What to work on: In the data below, find every line that has the string "Renoncer", and copy it.

— START OF Stored rows —

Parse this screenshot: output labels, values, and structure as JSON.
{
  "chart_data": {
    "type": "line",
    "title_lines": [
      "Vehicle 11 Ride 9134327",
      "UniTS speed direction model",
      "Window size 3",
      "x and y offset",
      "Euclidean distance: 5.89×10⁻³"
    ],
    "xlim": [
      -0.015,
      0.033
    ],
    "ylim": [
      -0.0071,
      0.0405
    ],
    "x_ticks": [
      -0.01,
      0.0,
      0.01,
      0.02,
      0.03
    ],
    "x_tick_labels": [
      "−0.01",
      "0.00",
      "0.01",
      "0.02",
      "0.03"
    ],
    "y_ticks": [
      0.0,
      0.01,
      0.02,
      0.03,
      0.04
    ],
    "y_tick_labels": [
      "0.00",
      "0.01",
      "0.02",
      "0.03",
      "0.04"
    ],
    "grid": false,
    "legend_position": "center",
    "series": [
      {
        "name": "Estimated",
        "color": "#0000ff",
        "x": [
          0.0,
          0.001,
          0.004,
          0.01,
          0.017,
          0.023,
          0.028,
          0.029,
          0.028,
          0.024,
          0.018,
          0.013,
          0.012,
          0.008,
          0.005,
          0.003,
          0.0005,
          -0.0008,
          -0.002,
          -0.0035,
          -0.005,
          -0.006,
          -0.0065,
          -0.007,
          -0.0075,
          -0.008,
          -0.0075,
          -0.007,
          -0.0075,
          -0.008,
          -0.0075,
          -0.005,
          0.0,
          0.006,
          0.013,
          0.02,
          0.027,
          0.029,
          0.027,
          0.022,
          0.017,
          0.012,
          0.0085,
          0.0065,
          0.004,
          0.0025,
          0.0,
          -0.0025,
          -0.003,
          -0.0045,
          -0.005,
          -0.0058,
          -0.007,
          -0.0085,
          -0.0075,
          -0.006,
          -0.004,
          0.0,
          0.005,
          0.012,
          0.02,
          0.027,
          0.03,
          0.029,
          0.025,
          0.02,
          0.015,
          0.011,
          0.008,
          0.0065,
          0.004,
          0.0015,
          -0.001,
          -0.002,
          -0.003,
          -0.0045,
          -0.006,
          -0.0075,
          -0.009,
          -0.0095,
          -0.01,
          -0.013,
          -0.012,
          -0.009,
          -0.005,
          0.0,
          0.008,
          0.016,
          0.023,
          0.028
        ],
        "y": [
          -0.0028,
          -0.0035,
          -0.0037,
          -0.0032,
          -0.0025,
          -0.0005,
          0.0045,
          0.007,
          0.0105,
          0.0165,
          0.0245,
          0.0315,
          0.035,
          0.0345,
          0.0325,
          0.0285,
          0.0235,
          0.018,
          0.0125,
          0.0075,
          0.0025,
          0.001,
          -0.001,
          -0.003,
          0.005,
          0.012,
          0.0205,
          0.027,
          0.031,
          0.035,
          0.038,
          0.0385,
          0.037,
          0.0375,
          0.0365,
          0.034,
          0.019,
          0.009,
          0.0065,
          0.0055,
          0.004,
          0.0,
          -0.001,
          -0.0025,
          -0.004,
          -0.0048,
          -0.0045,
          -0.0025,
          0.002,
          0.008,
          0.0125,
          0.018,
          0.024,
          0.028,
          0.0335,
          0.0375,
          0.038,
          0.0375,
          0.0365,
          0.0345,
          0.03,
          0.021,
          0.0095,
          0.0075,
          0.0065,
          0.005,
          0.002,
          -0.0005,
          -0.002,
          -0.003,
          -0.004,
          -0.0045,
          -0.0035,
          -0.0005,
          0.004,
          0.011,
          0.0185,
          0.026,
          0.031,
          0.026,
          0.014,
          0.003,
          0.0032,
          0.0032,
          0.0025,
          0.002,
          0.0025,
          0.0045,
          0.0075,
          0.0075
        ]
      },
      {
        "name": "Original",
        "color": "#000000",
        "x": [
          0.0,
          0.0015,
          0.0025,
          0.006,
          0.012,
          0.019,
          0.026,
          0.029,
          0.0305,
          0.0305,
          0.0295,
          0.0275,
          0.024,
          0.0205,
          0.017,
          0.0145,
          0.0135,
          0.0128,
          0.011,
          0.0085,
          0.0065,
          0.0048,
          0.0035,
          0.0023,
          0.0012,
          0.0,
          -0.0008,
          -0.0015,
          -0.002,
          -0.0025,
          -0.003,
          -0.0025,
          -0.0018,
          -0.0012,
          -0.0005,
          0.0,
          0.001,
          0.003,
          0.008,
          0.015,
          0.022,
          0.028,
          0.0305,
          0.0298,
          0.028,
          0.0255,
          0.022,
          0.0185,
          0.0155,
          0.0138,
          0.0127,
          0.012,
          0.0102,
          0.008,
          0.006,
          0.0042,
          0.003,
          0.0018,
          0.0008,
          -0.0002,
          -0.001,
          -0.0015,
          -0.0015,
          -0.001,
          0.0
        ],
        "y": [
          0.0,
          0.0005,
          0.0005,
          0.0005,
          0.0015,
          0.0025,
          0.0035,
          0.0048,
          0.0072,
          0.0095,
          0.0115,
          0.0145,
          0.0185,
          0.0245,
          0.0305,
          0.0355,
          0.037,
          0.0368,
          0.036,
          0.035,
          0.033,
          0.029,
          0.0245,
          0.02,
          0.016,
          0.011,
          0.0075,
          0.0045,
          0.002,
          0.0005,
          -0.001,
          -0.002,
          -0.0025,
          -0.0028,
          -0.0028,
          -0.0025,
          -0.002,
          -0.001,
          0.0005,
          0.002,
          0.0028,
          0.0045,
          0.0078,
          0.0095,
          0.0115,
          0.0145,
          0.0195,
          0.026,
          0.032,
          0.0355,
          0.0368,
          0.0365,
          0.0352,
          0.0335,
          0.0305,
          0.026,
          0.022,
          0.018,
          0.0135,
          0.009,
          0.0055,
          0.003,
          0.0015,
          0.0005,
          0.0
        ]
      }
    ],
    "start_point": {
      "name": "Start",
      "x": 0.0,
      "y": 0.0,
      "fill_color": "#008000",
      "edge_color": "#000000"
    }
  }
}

— END OF Stored rows —
— START OF Stored rows —

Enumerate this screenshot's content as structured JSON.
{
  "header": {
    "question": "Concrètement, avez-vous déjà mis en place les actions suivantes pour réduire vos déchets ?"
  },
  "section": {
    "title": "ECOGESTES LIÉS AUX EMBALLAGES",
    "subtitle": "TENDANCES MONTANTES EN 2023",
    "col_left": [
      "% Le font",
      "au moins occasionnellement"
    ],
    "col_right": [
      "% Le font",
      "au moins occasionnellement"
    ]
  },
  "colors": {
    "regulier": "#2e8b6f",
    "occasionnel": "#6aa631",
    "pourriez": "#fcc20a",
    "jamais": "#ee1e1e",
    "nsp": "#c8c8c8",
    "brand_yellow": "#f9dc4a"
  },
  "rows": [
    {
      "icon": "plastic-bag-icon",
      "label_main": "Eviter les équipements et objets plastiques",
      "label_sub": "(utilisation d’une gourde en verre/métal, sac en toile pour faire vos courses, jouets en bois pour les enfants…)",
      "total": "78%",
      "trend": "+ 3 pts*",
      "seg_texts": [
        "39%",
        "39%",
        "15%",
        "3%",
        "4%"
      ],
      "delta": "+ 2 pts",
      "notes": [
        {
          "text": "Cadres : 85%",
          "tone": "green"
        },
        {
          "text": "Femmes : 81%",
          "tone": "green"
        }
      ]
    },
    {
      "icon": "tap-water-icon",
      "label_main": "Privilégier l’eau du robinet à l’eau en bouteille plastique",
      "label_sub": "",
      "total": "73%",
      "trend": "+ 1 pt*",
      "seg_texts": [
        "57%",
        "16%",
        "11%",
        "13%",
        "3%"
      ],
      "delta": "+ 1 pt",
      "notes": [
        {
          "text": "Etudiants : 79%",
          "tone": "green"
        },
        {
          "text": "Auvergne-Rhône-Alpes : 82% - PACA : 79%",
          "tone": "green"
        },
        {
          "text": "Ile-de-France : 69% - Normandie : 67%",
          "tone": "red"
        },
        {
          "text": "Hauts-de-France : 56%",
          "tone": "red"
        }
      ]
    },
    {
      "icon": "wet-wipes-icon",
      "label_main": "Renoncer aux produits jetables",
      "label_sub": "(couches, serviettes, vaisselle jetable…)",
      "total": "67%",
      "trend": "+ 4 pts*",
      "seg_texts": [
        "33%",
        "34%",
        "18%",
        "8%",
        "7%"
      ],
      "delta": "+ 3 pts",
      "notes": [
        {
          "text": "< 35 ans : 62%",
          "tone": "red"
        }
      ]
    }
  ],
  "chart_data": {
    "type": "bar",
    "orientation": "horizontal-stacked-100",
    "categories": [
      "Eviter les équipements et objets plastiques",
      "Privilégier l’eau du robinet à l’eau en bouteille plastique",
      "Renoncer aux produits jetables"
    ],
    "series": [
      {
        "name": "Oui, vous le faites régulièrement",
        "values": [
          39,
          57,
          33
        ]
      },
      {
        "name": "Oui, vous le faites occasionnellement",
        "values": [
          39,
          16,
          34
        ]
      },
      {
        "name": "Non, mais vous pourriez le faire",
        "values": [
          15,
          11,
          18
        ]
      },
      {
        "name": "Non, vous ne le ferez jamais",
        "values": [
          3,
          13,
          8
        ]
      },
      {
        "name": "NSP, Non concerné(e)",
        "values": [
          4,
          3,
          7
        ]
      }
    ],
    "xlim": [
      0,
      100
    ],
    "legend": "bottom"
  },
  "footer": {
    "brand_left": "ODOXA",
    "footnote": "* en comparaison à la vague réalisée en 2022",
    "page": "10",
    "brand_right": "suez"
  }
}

— END OF Stored rows —

Result of the task:
      "label_main": "Renoncer aux produits jetables",
      "Renoncer aux produits jetables"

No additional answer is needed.